— STATED PROBLEM —
How many lines in the rows below contain the string "chart"? Reply with the number alone.

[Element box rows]
----------

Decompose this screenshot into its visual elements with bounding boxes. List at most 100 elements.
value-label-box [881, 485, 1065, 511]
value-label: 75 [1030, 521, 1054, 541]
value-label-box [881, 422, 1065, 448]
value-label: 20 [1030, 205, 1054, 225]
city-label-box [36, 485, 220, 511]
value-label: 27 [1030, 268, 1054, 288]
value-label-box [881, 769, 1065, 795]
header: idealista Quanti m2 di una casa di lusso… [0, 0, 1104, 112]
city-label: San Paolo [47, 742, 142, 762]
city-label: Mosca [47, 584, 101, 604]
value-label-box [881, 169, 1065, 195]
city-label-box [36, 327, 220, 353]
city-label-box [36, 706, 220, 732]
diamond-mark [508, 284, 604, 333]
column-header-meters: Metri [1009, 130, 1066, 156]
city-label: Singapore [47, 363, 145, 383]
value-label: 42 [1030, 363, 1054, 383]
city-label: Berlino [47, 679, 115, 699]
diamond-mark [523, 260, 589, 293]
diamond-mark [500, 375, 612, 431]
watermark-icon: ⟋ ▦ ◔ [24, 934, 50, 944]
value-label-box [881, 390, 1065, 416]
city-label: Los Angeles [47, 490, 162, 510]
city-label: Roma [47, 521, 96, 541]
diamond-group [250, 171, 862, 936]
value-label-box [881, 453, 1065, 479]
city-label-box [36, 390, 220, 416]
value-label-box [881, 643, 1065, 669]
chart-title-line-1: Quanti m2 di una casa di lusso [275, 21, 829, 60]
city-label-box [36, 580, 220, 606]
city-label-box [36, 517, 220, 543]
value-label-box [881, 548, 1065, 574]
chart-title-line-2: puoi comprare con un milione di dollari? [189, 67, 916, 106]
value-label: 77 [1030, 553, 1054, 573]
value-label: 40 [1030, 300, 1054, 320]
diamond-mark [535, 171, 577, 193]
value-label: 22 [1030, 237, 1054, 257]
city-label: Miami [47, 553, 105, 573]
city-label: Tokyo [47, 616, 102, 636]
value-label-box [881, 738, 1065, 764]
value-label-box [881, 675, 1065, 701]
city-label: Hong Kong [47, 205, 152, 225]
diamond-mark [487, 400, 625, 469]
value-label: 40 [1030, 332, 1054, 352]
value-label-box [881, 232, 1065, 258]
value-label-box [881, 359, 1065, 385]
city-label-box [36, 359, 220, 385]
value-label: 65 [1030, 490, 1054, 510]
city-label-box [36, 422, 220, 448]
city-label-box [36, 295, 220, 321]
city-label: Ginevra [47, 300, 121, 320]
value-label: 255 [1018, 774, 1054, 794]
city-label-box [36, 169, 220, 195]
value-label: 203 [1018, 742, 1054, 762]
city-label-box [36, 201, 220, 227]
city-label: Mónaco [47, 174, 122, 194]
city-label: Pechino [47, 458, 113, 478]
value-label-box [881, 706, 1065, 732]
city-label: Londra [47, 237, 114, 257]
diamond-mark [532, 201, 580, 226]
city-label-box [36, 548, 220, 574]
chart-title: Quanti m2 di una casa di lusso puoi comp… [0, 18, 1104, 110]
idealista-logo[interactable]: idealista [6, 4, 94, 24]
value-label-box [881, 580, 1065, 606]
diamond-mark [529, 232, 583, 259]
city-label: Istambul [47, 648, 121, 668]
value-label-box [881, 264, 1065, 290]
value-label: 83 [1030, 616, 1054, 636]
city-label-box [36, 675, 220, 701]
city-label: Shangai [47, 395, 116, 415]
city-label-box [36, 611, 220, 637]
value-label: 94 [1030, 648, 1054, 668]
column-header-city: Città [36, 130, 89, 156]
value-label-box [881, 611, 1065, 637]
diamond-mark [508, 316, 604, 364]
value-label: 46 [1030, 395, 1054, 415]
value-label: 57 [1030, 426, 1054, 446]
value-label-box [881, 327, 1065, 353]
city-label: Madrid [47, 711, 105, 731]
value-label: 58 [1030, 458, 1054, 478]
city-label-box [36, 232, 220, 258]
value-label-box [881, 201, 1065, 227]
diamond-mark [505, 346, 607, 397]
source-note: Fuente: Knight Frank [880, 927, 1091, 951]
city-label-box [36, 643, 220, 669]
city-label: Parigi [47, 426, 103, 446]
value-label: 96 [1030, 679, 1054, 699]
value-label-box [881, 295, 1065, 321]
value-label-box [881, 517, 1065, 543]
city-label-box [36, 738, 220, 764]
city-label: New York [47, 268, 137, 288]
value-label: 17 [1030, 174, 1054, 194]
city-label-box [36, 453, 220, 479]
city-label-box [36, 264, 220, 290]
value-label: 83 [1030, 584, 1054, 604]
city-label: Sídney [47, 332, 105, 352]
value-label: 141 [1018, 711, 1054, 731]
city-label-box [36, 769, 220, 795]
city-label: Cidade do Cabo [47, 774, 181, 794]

----------

— THE RESULT —
3